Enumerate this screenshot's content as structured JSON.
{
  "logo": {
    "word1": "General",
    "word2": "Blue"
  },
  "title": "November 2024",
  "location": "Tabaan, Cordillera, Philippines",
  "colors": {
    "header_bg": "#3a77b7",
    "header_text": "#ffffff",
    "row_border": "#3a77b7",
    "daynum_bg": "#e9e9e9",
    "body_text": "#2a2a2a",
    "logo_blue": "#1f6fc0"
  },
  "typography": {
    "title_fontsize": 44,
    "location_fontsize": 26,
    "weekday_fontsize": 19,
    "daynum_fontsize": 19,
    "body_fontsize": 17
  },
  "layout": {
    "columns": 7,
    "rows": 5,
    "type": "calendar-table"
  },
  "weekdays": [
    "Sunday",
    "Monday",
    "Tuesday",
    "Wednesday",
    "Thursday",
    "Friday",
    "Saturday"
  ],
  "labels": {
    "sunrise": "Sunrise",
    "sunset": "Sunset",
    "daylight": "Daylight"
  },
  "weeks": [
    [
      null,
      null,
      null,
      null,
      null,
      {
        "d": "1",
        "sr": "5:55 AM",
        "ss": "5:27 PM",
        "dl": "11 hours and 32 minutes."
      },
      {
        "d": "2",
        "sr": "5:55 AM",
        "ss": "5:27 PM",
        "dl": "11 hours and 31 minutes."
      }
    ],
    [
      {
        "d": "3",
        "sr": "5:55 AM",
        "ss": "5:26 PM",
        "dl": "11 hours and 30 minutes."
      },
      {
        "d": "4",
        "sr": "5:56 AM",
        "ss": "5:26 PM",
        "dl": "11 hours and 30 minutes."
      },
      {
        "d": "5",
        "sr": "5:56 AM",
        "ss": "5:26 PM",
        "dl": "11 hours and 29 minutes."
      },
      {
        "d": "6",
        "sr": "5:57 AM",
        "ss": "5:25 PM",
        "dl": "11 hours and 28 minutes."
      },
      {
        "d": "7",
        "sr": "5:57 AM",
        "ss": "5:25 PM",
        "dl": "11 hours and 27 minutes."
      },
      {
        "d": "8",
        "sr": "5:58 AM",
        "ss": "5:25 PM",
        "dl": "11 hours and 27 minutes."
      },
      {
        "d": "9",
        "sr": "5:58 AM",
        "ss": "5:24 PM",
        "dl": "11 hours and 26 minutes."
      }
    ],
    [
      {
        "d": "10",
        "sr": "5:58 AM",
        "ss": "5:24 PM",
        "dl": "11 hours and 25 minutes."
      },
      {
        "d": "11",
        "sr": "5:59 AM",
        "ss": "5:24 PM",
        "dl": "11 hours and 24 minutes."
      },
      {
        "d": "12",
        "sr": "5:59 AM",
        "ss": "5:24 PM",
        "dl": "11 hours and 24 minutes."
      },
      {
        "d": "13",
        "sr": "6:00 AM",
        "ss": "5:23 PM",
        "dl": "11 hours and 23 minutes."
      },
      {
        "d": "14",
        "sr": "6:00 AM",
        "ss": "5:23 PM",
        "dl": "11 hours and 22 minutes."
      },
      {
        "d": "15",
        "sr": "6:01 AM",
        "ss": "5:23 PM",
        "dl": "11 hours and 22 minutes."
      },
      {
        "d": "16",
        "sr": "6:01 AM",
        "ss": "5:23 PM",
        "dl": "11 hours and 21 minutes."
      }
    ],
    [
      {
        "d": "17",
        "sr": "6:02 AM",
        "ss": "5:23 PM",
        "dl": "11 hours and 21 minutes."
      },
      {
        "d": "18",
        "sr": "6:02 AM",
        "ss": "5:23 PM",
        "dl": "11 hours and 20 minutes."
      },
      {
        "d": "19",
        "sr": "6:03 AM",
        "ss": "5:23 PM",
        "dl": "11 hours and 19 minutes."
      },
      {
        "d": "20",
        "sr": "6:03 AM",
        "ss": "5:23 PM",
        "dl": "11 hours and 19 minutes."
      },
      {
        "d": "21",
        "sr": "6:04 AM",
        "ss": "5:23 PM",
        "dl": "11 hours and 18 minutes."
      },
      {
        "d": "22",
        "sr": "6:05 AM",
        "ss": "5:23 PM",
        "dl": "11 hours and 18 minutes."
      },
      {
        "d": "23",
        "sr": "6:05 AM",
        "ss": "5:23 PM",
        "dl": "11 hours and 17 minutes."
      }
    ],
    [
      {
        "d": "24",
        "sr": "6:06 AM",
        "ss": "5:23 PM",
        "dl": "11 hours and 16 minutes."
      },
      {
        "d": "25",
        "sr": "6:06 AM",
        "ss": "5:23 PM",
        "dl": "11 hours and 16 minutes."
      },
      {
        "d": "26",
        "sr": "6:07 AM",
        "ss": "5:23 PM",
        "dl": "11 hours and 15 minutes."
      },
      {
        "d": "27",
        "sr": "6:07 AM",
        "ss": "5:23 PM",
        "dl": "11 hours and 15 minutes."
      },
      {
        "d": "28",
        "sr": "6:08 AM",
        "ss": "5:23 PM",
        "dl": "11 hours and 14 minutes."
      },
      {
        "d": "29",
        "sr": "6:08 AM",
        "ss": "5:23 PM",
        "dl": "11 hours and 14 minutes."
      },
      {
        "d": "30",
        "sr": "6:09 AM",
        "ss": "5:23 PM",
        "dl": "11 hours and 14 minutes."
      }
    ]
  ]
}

------------------------------

Reproduce every record, matching each line exactly.

Enumerate this screenshot's content as structured JSON.
{
  "logo": {
    "word1": "General",
    "word2": "Blue"
  },
  "title": "November 2024",
  "location": "Tabaan, Cordillera, Philippines",
  "colors": {
    "header_bg": "#3a77b7",
    "header_text": "#ffffff",
    "row_border": "#3a77b7",
    "daynum_bg": "#e9e9e9",
    "body_text": "#2a2a2a",
    "logo_blue": "#1f6fc0"
  },
  "typography": {
    "title_fontsize": 44,
    "location_fontsize": 26,
    "weekday_fontsize": 19,
    "daynum_fontsize": 19,
    "body_fontsize": 17
  },
  "layout": {
    "columns": 7,
    "rows": 5,
    "type": "calendar-table"
  },
  "weekdays": [
    "Sunday",
    "Monday",
    "Tuesday",
    "Wednesday",
    "Thursday",
    "Friday",
    "Saturday"
  ],
  "labels": {
    "sunrise": "Sunrise",
    "sunset": "Sunset",
    "daylight": "Daylight"
  },
  "weeks": [
    [
      null,
      null,
      null,
      null,
      null,
      {
        "d": "1",
        "sr": "5:55 AM",
        "ss": "5:27 PM",
        "dl": "11 hours and 32 minutes."
      },
      {
        "d": "2",
        "sr": "5:55 AM",
        "ss": "5:27 PM",
        "dl": "11 hours and 31 minutes."
      }
    ],
    [
      {
        "d": "3",
        "sr": "5:55 AM",
        "ss": "5:26 PM",
        "dl": "11 hours and 30 minutes."
      },
      {
        "d": "4",
        "sr": "5:56 AM",
        "ss": "5:26 PM",
        "dl": "11 hours and 30 minutes."
      },
      {
        "d": "5",
        "sr": "5:56 AM",
        "ss": "5:26 PM",
        "dl": "11 hours and 29 minutes."
      },
      {
        "d": "6",
        "sr": "5:57 AM",
        "ss": "5:25 PM",
        "dl": "11 hours and 28 minutes."
      },
      {
        "d": "7",
        "sr": "5:57 AM",
        "ss": "5:25 PM",
        "dl": "11 hours and 27 minutes."
      },
      {
        "d": "8",
        "sr": "5:58 AM",
        "ss": "5:25 PM",
        "dl": "11 hours and 27 minutes."
      },
      {
        "d": "9",
        "sr": "5:58 AM",
        "ss": "5:24 PM",
        "dl": "11 hours and 26 minutes."
      }
    ],
    [
      {
        "d": "10",
        "sr": "5:58 AM",
        "ss": "5:24 PM",
        "dl": "11 hours and 25 minutes."
      },
      {
        "d": "11",
        "sr": "5:59 AM",
        "ss": "5:24 PM",
        "dl": "11 hours and 24 minutes."
      },
      {
        "d": "12",
        "sr": "5:59 AM",
        "ss": "5:24 PM",
        "dl": "11 hours and 24 minutes."
      },
      {
        "d": "13",
        "sr": "6:00 AM",
        "ss": "5:23 PM",
        "dl": "11 hours and 23 minutes."
      },
      {
        "d": "14",
        "sr": "6:00 AM",
        "ss": "5:23 PM",
        "dl": "11 hours and 22 minutes."
      },
      {
        "d": "15",
        "sr": "6:01 AM",
        "ss": "5:23 PM",
        "dl": "11 hours and 22 minutes."
      },
      {
        "d": "16",
        "sr": "6:01 AM",
        "ss": "5:23 PM",
        "dl": "11 hours and 21 minutes."
      }
    ],
    [
      {
        "d": "17",
        "sr": "6:02 AM",
        "ss": "5:23 PM",
        "dl": "11 hours and 21 minutes."
      },
      {
        "d": "18",
        "sr": "6:02 AM",
        "ss": "5:23 PM",
        "dl": "11 hours and 20 minutes."
      },
      {
        "d": "19",
        "sr": "6:03 AM",
        "ss": "5:23 PM",
        "dl": "11 hours and 19 minutes."
      },
      {
        "d": "20",
        "sr": "6:03 AM",
        "ss": "5:23 PM",
        "dl": "11 hours and 19 minutes."
      },
      {
        "d": "21",
        "sr": "6:04 AM",
        "ss": "5:23 PM",
        "dl": "11 hours and 18 minutes."
      },
      {
        "d": "22",
        "sr": "6:05 AM",
        "ss": "5:23 PM",
        "dl": "11 hours and 18 minutes."
      },
      {
        "d": "23",
        "sr": "6:05 AM",
        "ss": "5:23 PM",
        "dl": "11 hours and 17 minutes."
      }
    ],
    [
      {
        "d": "24",
        "sr": "6:06 AM",
        "ss": "5:23 PM",
        "dl": "11 hours and 16 minutes."
      },
      {
        "d": "25",
        "sr": "6:06 AM",
        "ss": "5:23 PM",
        "dl": "11 hours and 16 minutes."
      },
      {
        "d": "26",
        "sr": "6:07 AM",
        "ss": "5:23 PM",
        "dl": "11 hours and 15 minutes."
      },
      {
        "d": "27",
        "sr": "6:07 AM",
        "ss": "5:23 PM",
        "dl": "11 hours and 15 minutes."
      },
      {
        "d": "28",
        "sr": "6:08 AM",
        "ss": "5:23 PM",
        "dl": "11 hours and 14 minutes."
      },
      {
        "d": "29",
        "sr": "6:08 AM",
        "ss": "5:23 PM",
        "dl": "11 hours and 14 minutes."
      },
      {
        "d": "30",
        "sr": "6:09 AM",
        "ss": "5:23 PM",
        "dl": "11 hours and 14 minutes."
      }
    ]
  ]
}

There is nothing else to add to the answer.